_YOUR OBJECTIVE_:
Repeat every record below exactly, but leave out any pictures.
--- Begin PROVIDED DATA ---
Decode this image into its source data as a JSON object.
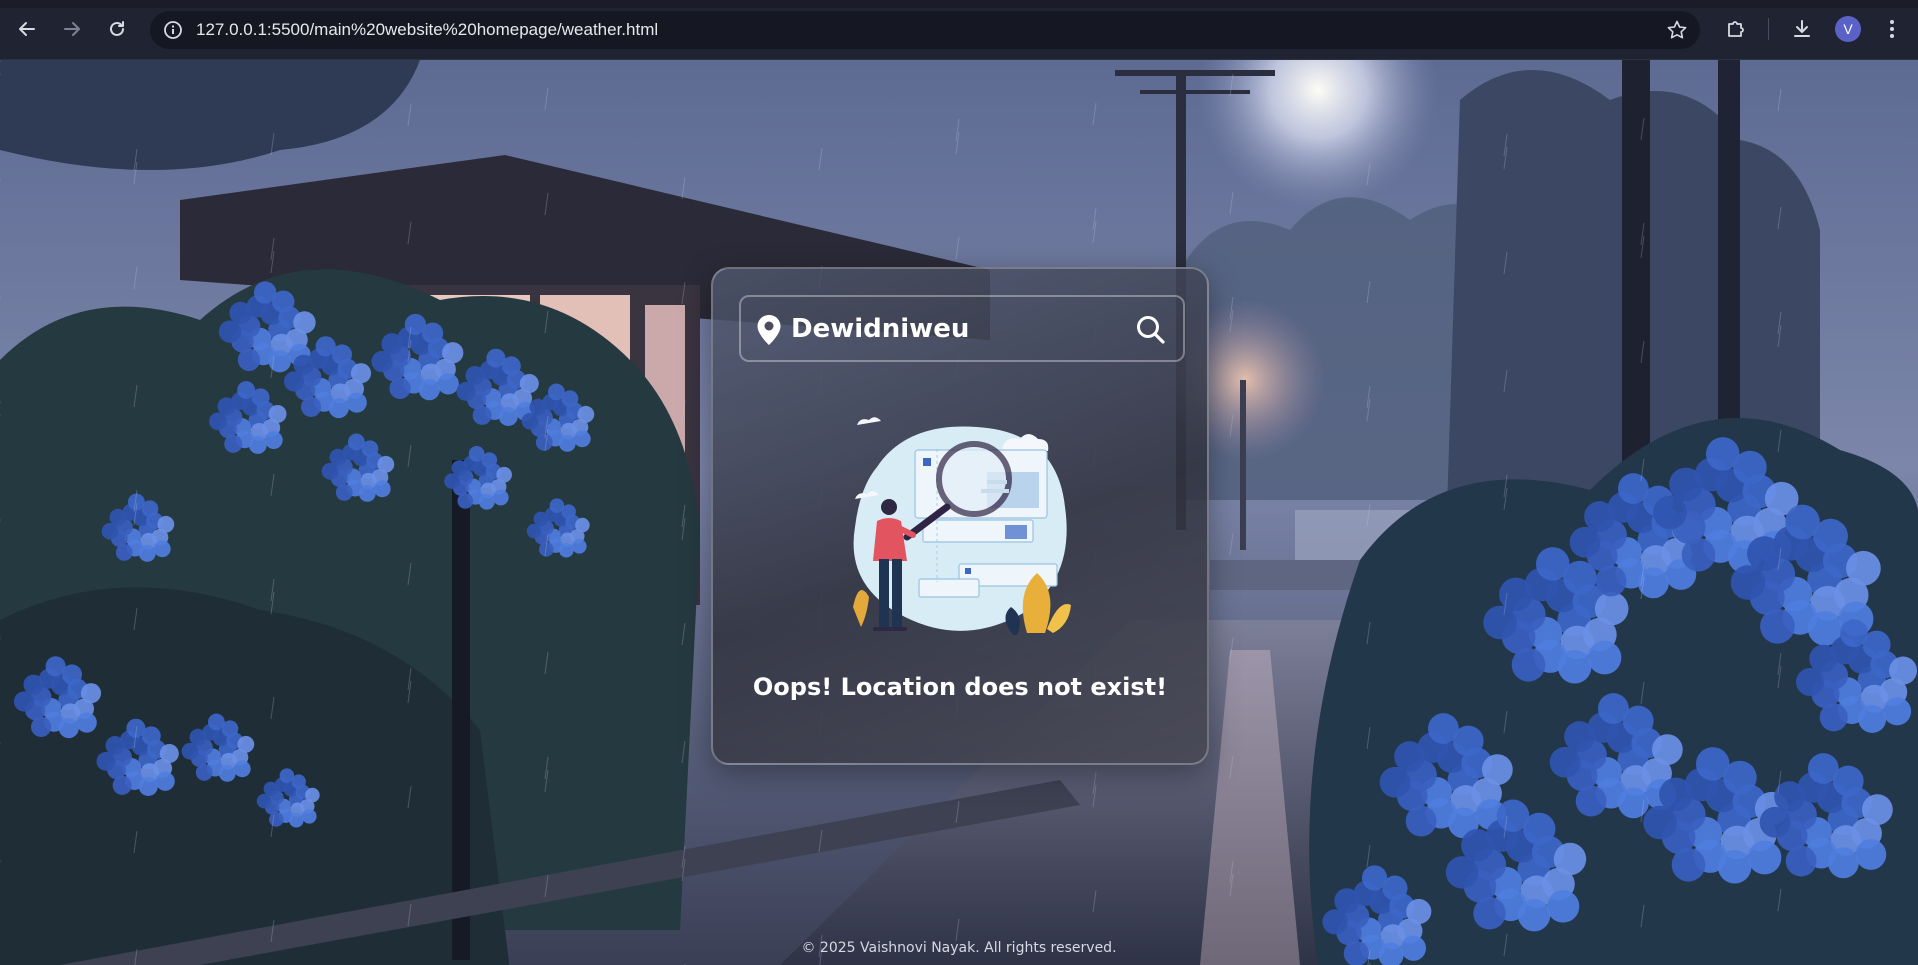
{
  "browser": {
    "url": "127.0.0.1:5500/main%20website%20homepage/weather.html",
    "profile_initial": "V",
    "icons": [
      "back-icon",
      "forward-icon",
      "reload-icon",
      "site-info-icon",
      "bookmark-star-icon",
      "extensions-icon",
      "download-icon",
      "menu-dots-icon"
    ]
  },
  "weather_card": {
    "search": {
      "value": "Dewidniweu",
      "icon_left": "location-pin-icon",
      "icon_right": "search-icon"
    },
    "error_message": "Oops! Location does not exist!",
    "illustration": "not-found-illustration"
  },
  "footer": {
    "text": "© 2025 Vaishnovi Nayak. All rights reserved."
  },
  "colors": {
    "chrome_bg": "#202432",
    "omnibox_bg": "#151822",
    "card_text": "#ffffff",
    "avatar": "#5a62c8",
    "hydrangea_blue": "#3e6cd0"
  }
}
--- End PROVIDED DATA ---
_ANSWER TO THE EXERCISE_:
Decode this image into its source data as a JSON object.
{
  "browser": {
    "url": "127.0.0.1:5500/main%20website%20homepage/weather.html",
    "profile_initial": "V",
    "icons": [
      "back-icon",
      "forward-icon",
      "reload-icon",
      "site-info-icon",
      "bookmark-star-icon",
      "extensions-icon",
      "download-icon",
      "menu-dots-icon"
    ]
  },
  "weather_card": {
    "search": {
      "value": "Dewidniweu",
      "icon_left": "location-pin-icon",
      "icon_right": "search-icon"
    },
    "error_message": "Oops! Location does not exist!",
    "illustration": "not-found-illustration"
  },
  "footer": {
    "text": "© 2025 Vaishnovi Nayak. All rights reserved."
  },
  "colors": {
    "chrome_bg": "#202432",
    "omnibox_bg": "#151822",
    "card_text": "#ffffff",
    "avatar": "#5a62c8",
    "hydrangea_blue": "#3e6cd0"
  }
}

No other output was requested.